= What the exercise asks =
Write the records out again exactly, leaving no images in.

= Available data =

________________________________________

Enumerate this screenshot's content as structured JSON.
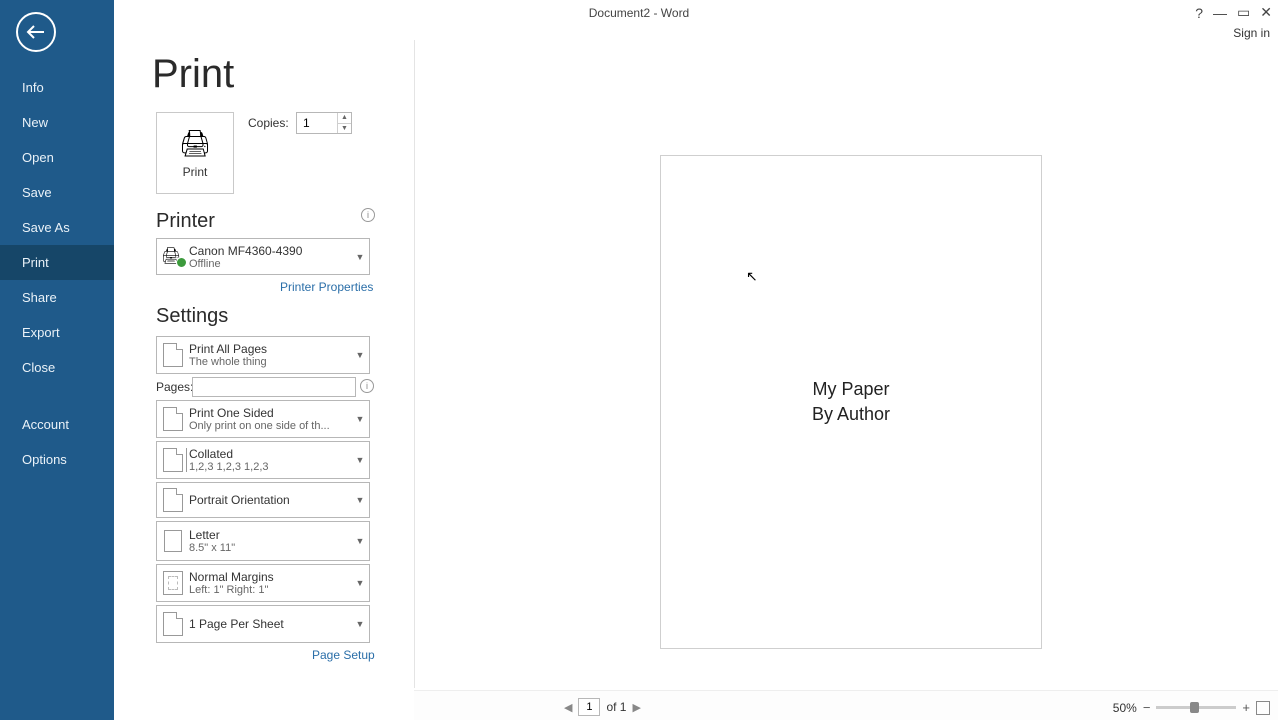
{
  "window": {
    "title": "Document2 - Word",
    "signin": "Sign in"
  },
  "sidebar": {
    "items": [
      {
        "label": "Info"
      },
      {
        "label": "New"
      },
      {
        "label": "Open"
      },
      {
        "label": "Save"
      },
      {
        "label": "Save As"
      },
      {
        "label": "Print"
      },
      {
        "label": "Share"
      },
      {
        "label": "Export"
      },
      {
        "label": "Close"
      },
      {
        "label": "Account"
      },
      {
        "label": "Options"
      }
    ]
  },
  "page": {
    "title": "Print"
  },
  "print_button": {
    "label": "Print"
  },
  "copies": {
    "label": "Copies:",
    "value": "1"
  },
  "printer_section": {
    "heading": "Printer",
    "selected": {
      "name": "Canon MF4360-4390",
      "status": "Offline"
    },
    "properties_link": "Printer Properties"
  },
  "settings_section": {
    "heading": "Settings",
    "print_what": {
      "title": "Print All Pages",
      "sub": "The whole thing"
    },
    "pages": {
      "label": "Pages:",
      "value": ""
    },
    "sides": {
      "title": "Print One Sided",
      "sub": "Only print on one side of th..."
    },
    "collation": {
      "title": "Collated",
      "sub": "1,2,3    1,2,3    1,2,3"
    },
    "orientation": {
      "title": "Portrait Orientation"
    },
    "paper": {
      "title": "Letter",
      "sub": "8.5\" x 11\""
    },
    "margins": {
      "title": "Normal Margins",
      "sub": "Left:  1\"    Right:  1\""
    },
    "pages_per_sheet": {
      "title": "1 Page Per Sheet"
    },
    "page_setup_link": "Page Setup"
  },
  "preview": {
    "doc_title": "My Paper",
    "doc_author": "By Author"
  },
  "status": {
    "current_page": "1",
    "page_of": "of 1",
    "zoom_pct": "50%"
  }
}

________________________________________

= Completed exercise =
Enumerate this screenshot's content as structured JSON.
{
  "window": {
    "title": "Document2 - Word",
    "signin": "Sign in"
  },
  "sidebar": {
    "items": [
      {
        "label": "Info"
      },
      {
        "label": "New"
      },
      {
        "label": "Open"
      },
      {
        "label": "Save"
      },
      {
        "label": "Save As"
      },
      {
        "label": "Print"
      },
      {
        "label": "Share"
      },
      {
        "label": "Export"
      },
      {
        "label": "Close"
      },
      {
        "label": "Account"
      },
      {
        "label": "Options"
      }
    ]
  },
  "page": {
    "title": "Print"
  },
  "print_button": {
    "label": "Print"
  },
  "copies": {
    "label": "Copies:",
    "value": "1"
  },
  "printer_section": {
    "heading": "Printer",
    "selected": {
      "name": "Canon MF4360-4390",
      "status": "Offline"
    },
    "properties_link": "Printer Properties"
  },
  "settings_section": {
    "heading": "Settings",
    "print_what": {
      "title": "Print All Pages",
      "sub": "The whole thing"
    },
    "pages": {
      "label": "Pages:",
      "value": ""
    },
    "sides": {
      "title": "Print One Sided",
      "sub": "Only print on one side of th..."
    },
    "collation": {
      "title": "Collated",
      "sub": "1,2,3    1,2,3    1,2,3"
    },
    "orientation": {
      "title": "Portrait Orientation"
    },
    "paper": {
      "title": "Letter",
      "sub": "8.5\" x 11\""
    },
    "margins": {
      "title": "Normal Margins",
      "sub": "Left:  1\"    Right:  1\""
    },
    "pages_per_sheet": {
      "title": "1 Page Per Sheet"
    },
    "page_setup_link": "Page Setup"
  },
  "preview": {
    "doc_title": "My Paper",
    "doc_author": "By Author"
  },
  "status": {
    "current_page": "1",
    "page_of": "of 1",
    "zoom_pct": "50%"
  }
}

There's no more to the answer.